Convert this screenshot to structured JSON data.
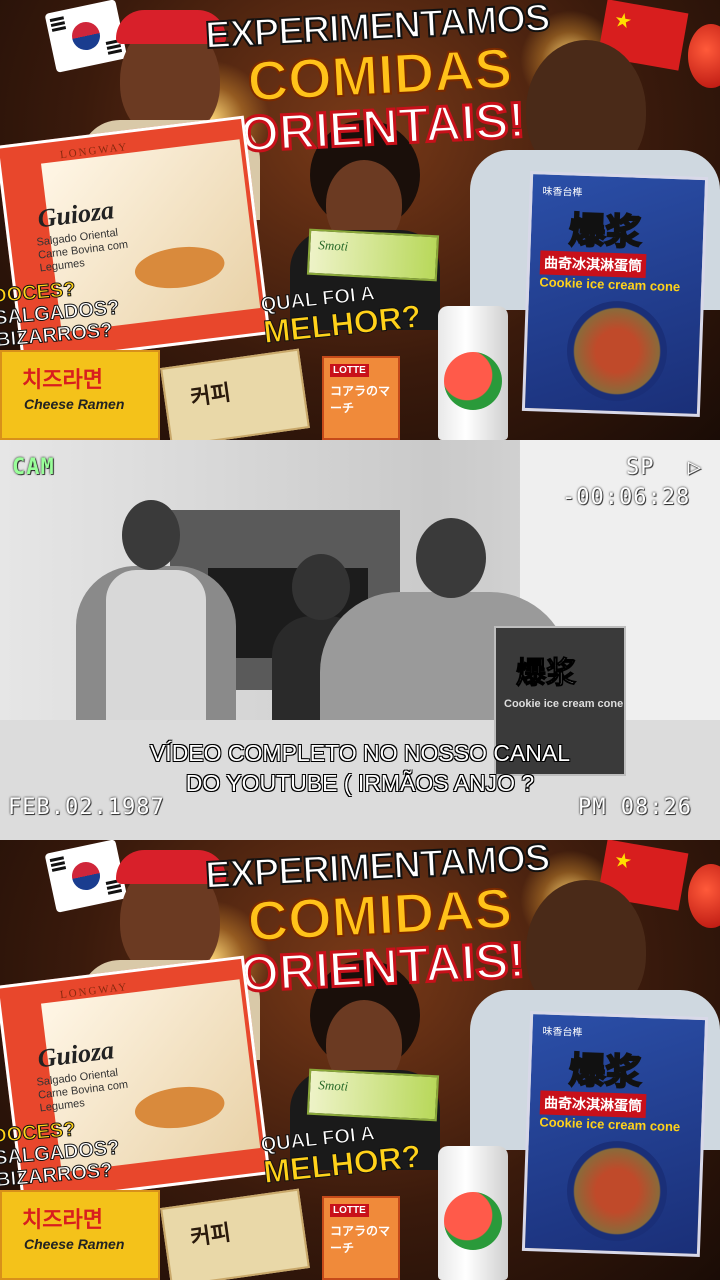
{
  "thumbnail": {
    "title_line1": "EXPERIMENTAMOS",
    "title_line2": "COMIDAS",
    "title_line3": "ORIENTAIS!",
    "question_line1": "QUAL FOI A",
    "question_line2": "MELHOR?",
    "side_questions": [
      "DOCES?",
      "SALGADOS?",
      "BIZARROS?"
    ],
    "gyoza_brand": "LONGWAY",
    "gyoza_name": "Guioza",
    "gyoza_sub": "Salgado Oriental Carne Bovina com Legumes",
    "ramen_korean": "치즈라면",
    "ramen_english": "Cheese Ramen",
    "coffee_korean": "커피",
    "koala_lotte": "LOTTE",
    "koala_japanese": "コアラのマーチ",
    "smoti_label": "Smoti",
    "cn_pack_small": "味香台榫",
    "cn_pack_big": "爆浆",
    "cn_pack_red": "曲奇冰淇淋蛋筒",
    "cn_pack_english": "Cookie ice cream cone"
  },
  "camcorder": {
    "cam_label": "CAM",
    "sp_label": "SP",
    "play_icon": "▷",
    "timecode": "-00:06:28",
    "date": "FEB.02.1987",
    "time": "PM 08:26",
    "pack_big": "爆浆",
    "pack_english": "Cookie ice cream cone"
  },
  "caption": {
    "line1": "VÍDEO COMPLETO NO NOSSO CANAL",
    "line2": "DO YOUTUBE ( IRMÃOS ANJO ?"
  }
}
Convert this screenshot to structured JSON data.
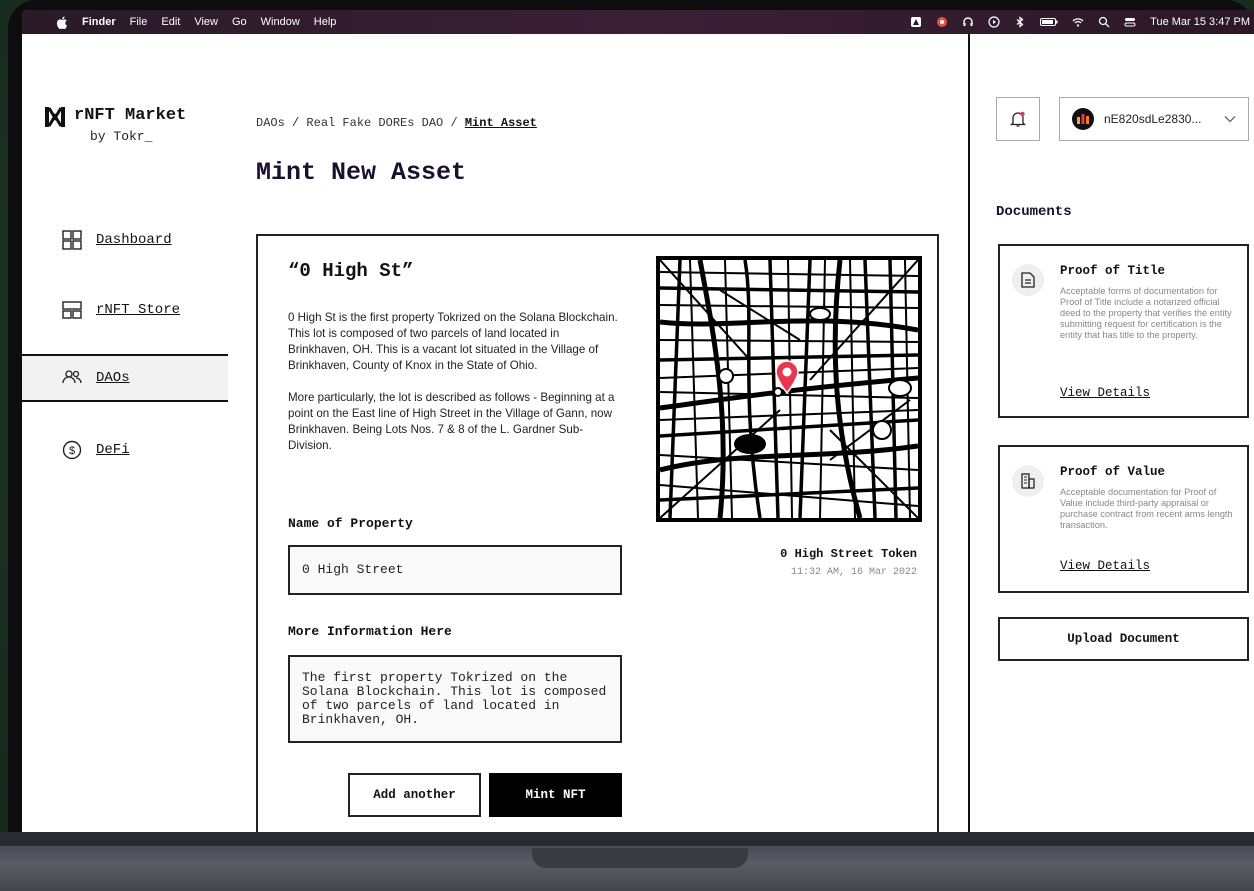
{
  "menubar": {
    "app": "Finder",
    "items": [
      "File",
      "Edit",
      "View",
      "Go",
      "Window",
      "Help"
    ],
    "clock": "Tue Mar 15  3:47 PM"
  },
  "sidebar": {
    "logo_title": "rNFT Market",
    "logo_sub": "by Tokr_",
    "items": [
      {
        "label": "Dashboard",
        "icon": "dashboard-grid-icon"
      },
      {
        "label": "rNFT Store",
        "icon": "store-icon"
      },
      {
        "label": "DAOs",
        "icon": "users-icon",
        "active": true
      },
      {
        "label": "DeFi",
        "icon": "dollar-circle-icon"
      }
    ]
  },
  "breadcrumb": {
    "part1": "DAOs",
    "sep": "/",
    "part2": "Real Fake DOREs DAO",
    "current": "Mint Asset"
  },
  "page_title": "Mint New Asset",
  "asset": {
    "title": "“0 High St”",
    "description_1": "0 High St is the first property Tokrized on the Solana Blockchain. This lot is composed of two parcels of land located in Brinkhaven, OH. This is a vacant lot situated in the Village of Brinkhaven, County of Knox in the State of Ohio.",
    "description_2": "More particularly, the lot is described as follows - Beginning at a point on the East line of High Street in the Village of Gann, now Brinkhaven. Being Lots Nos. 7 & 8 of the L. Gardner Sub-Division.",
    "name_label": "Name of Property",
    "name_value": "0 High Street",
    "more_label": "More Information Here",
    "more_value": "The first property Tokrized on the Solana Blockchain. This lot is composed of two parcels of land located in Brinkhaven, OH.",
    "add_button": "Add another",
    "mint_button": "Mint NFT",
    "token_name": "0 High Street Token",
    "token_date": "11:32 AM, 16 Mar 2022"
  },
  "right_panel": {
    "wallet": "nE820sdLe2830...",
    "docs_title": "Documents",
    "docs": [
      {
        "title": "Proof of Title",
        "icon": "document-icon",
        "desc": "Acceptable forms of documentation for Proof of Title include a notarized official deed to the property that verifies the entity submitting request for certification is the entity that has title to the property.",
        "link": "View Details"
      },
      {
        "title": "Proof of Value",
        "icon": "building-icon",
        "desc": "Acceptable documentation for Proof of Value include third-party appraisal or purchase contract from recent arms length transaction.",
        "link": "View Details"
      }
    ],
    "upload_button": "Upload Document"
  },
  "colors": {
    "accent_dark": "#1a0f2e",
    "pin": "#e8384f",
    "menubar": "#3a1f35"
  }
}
+---+
*DO THIS*. Each line that has the word "Cookie" should be copied.

*OUTPUT*.
    "cn_pack_english": "Cookie ice cream cone"
    "pack_english": "Cookie ice cream cone"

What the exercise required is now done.